* WHAT IS REQUIRED
Please reproduce, word for word, the stretch of the listing below from its first line through the line that contains "bar-exchange-worker-4 — [1750, 869, 1830, 902]".

%%

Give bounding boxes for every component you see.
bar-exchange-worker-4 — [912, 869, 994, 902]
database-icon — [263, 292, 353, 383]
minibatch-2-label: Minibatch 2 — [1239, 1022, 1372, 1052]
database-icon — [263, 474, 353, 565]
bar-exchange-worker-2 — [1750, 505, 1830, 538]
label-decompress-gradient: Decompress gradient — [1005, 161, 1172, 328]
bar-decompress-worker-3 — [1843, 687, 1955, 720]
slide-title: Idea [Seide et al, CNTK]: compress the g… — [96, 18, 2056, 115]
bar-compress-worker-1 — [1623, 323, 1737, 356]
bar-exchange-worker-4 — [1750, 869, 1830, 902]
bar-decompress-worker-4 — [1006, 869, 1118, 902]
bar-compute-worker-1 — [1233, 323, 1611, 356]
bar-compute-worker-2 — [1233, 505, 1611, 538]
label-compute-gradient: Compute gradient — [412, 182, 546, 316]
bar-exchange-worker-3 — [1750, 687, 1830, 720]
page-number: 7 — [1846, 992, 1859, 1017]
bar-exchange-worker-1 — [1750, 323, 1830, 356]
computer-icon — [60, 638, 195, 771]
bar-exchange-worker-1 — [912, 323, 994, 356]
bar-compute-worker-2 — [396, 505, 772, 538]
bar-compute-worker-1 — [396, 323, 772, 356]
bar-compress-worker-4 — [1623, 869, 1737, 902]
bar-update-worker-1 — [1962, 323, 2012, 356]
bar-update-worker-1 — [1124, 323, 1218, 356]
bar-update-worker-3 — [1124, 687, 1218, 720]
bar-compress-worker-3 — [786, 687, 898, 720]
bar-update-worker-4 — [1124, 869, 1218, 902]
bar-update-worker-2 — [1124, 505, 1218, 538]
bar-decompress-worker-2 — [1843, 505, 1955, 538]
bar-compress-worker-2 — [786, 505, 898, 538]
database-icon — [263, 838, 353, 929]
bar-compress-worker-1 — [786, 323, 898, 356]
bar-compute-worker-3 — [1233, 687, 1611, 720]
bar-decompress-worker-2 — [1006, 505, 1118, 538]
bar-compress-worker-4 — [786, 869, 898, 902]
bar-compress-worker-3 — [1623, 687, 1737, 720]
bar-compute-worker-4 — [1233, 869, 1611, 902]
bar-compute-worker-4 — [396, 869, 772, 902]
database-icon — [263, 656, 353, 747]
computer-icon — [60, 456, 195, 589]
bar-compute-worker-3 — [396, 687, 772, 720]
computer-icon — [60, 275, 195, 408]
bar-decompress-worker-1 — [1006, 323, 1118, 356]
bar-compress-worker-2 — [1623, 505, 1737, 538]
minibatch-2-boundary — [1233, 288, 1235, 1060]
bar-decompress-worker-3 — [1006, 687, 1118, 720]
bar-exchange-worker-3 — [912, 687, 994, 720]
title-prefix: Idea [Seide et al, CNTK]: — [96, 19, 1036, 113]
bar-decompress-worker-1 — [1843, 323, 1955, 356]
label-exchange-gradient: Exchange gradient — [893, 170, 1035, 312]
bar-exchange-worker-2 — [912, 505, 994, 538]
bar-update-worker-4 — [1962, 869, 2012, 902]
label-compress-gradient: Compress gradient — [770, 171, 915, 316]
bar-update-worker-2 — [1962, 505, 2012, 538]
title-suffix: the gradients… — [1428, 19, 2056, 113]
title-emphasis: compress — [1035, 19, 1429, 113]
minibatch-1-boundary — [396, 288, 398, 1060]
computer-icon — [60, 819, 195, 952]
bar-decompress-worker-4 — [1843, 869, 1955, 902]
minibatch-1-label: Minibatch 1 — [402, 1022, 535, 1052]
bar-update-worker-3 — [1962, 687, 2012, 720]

%%

* OUTPUT FOR THIS TASK
Give bounding boxes for every component you see.
bar-exchange-worker-4 — [912, 869, 994, 902]
database-icon — [263, 292, 353, 383]
minibatch-2-label: Minibatch 2 — [1239, 1022, 1372, 1052]
database-icon — [263, 474, 353, 565]
bar-exchange-worker-2 — [1750, 505, 1830, 538]
label-decompress-gradient: Decompress gradient — [1005, 161, 1172, 328]
bar-decompress-worker-3 — [1843, 687, 1955, 720]
slide-title: Idea [Seide et al, CNTK]: compress the g… — [96, 18, 2056, 115]
bar-compress-worker-1 — [1623, 323, 1737, 356]
bar-exchange-worker-4 — [1750, 869, 1830, 902]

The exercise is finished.